--- Given records ---
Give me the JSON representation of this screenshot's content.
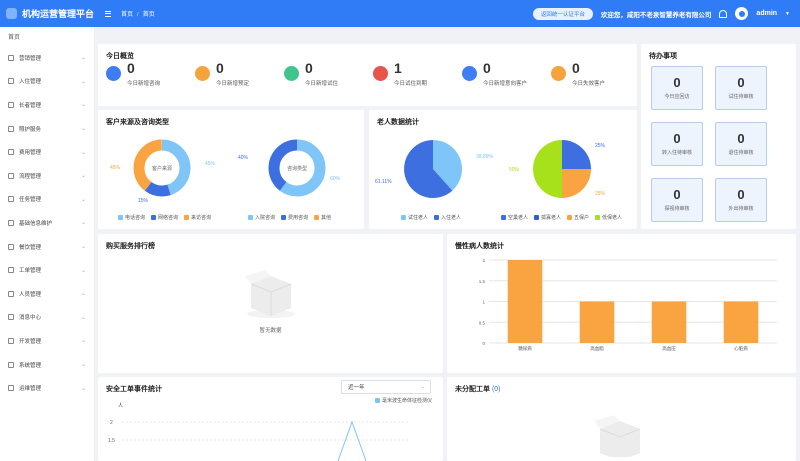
{
  "app": {
    "title": "机构运营管理平台"
  },
  "header": {
    "breadcrumb": [
      "首页",
      "首页"
    ],
    "return_btn": "返回统一认证平台",
    "welcome": "欢迎您，咸阳不老泉智慧养老有限公司",
    "user": "admin"
  },
  "sidebar": {
    "title": "首页",
    "items": [
      {
        "label": "营销管理",
        "icon": "marketing-icon"
      },
      {
        "label": "入住管理",
        "icon": "checkin-icon"
      },
      {
        "label": "长者管理",
        "icon": "elder-icon"
      },
      {
        "label": "照护服务",
        "icon": "care-icon"
      },
      {
        "label": "费用管理",
        "icon": "fee-icon"
      },
      {
        "label": "流程管理",
        "icon": "flow-icon"
      },
      {
        "label": "任务管理",
        "icon": "task-icon"
      },
      {
        "label": "基础信息维护",
        "icon": "base-info-icon"
      },
      {
        "label": "餐饮管理",
        "icon": "catering-icon"
      },
      {
        "label": "工单管理",
        "icon": "workorder-icon"
      },
      {
        "label": "人员管理",
        "icon": "staff-icon"
      },
      {
        "label": "消息中心",
        "icon": "message-icon"
      },
      {
        "label": "开发管理",
        "icon": "dev-icon"
      },
      {
        "label": "系统管理",
        "icon": "system-icon"
      },
      {
        "label": "运维管理",
        "icon": "ops-icon"
      }
    ]
  },
  "overview": {
    "title": "今日概览",
    "stats": [
      {
        "value": "0",
        "label": "今日新增咨询",
        "color": "#3d7ef5"
      },
      {
        "value": "0",
        "label": "今日新增预定",
        "color": "#f5a33d"
      },
      {
        "value": "0",
        "label": "今日新增试住",
        "color": "#3fc58d"
      },
      {
        "value": "1",
        "label": "今日试住到期",
        "color": "#e8534a"
      },
      {
        "value": "0",
        "label": "今日新增意向客户",
        "color": "#3d7ef5"
      },
      {
        "value": "0",
        "label": "今日失效客户",
        "color": "#f5a33d"
      }
    ]
  },
  "todo": {
    "title": "待办事项",
    "items": [
      {
        "value": "0",
        "label": "今日应回访"
      },
      {
        "value": "0",
        "label": "试住待审核"
      },
      {
        "value": "0",
        "label": "转入住待审核"
      },
      {
        "value": "0",
        "label": "退住待审核"
      },
      {
        "value": "0",
        "label": "探视待审核"
      },
      {
        "value": "0",
        "label": "外出待审核"
      }
    ]
  },
  "customer_source": {
    "title": "客户来源及咨询类型",
    "donut1": {
      "center": "客户来源",
      "labels": [
        "45%",
        "45%",
        "15%"
      ]
    },
    "donut2": {
      "center": "咨询类型",
      "labels": [
        "40%",
        "60%"
      ]
    },
    "legend1": [
      "电话咨询",
      "网络咨询",
      "来访咨询"
    ],
    "legend2": [
      "入院咨询",
      "费用咨询",
      "其他"
    ]
  },
  "elder_stats": {
    "title": "老人数据统计",
    "pie1_labels": [
      "38.89%",
      "61.11%"
    ],
    "pie2_labels": [
      "25%",
      "50%",
      "25%"
    ],
    "legend1": [
      "试住老人",
      "入住老人"
    ],
    "legend2": [
      "空巢老人",
      "孤寡老人",
      "五保户",
      "低保老人"
    ]
  },
  "purchase": {
    "title": "购买服务排行榜",
    "empty": "暂无数据"
  },
  "chart_data": [
    {
      "type": "bar",
      "title": "慢性病人数统计",
      "categories": [
        "糖尿病",
        "高血脂",
        "高血压",
        "心脏病"
      ],
      "values": [
        2,
        1,
        1,
        1
      ],
      "ylim": [
        0,
        2
      ],
      "yticks": [
        "0",
        "0.5",
        "1",
        "1.5",
        "2"
      ],
      "color": "#f9a441"
    },
    {
      "type": "line",
      "title": "安全工单事件统计",
      "ylabel": "人",
      "series": [
        {
          "name": "毫米波生命体征检测仪"
        }
      ],
      "yticks": [
        "2",
        "1.5"
      ]
    }
  ],
  "safety": {
    "title": "安全工单事件统计",
    "select": "近一年",
    "ylabel": "人",
    "legend": "毫米波生命体征检测仪"
  },
  "unassigned": {
    "title": "未分配工单",
    "count": "(0)"
  },
  "colors": {
    "primary": "#2f7cf6",
    "orange": "#f9a441",
    "lightblue": "#7fc5f7",
    "blue": "#3d6fe0",
    "green": "#a6e11c"
  }
}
---
Without the pictures, repeat the listing above exactly.

Give me the JSON representation of this screenshot's content.
{
  "app": {
    "title": "机构运营管理平台"
  },
  "header": {
    "breadcrumb": [
      "首页",
      "首页"
    ],
    "return_btn": "返回统一认证平台",
    "welcome": "欢迎您，咸阳不老泉智慧养老有限公司",
    "user": "admin"
  },
  "sidebar": {
    "title": "首页",
    "items": [
      {
        "label": "营销管理",
        "icon": "marketing-icon"
      },
      {
        "label": "入住管理",
        "icon": "checkin-icon"
      },
      {
        "label": "长者管理",
        "icon": "elder-icon"
      },
      {
        "label": "照护服务",
        "icon": "care-icon"
      },
      {
        "label": "费用管理",
        "icon": "fee-icon"
      },
      {
        "label": "流程管理",
        "icon": "flow-icon"
      },
      {
        "label": "任务管理",
        "icon": "task-icon"
      },
      {
        "label": "基础信息维护",
        "icon": "base-info-icon"
      },
      {
        "label": "餐饮管理",
        "icon": "catering-icon"
      },
      {
        "label": "工单管理",
        "icon": "workorder-icon"
      },
      {
        "label": "人员管理",
        "icon": "staff-icon"
      },
      {
        "label": "消息中心",
        "icon": "message-icon"
      },
      {
        "label": "开发管理",
        "icon": "dev-icon"
      },
      {
        "label": "系统管理",
        "icon": "system-icon"
      },
      {
        "label": "运维管理",
        "icon": "ops-icon"
      }
    ]
  },
  "overview": {
    "title": "今日概览",
    "stats": [
      {
        "value": "0",
        "label": "今日新增咨询",
        "color": "#3d7ef5"
      },
      {
        "value": "0",
        "label": "今日新增预定",
        "color": "#f5a33d"
      },
      {
        "value": "0",
        "label": "今日新增试住",
        "color": "#3fc58d"
      },
      {
        "value": "1",
        "label": "今日试住到期",
        "color": "#e8534a"
      },
      {
        "value": "0",
        "label": "今日新增意向客户",
        "color": "#3d7ef5"
      },
      {
        "value": "0",
        "label": "今日失效客户",
        "color": "#f5a33d"
      }
    ]
  },
  "todo": {
    "title": "待办事项",
    "items": [
      {
        "value": "0",
        "label": "今日应回访"
      },
      {
        "value": "0",
        "label": "试住待审核"
      },
      {
        "value": "0",
        "label": "转入住待审核"
      },
      {
        "value": "0",
        "label": "退住待审核"
      },
      {
        "value": "0",
        "label": "探视待审核"
      },
      {
        "value": "0",
        "label": "外出待审核"
      }
    ]
  },
  "customer_source": {
    "title": "客户来源及咨询类型",
    "donut1": {
      "center": "客户来源",
      "labels": [
        "45%",
        "45%",
        "15%"
      ]
    },
    "donut2": {
      "center": "咨询类型",
      "labels": [
        "40%",
        "60%"
      ]
    },
    "legend1": [
      "电话咨询",
      "网络咨询",
      "来访咨询"
    ],
    "legend2": [
      "入院咨询",
      "费用咨询",
      "其他"
    ]
  },
  "elder_stats": {
    "title": "老人数据统计",
    "pie1_labels": [
      "38.89%",
      "61.11%"
    ],
    "pie2_labels": [
      "25%",
      "50%",
      "25%"
    ],
    "legend1": [
      "试住老人",
      "入住老人"
    ],
    "legend2": [
      "空巢老人",
      "孤寡老人",
      "五保户",
      "低保老人"
    ]
  },
  "purchase": {
    "title": "购买服务排行榜",
    "empty": "暂无数据"
  },
  "chart_data": [
    {
      "type": "bar",
      "title": "慢性病人数统计",
      "categories": [
        "糖尿病",
        "高血脂",
        "高血压",
        "心脏病"
      ],
      "values": [
        2,
        1,
        1,
        1
      ],
      "ylim": [
        0,
        2
      ],
      "yticks": [
        "0",
        "0.5",
        "1",
        "1.5",
        "2"
      ],
      "color": "#f9a441"
    },
    {
      "type": "line",
      "title": "安全工单事件统计",
      "ylabel": "人",
      "series": [
        {
          "name": "毫米波生命体征检测仪"
        }
      ],
      "yticks": [
        "2",
        "1.5"
      ]
    }
  ],
  "safety": {
    "title": "安全工单事件统计",
    "select": "近一年",
    "ylabel": "人",
    "legend": "毫米波生命体征检测仪"
  },
  "unassigned": {
    "title": "未分配工单",
    "count": "(0)"
  },
  "colors": {
    "primary": "#2f7cf6",
    "orange": "#f9a441",
    "lightblue": "#7fc5f7",
    "blue": "#3d6fe0",
    "green": "#a6e11c"
  }
}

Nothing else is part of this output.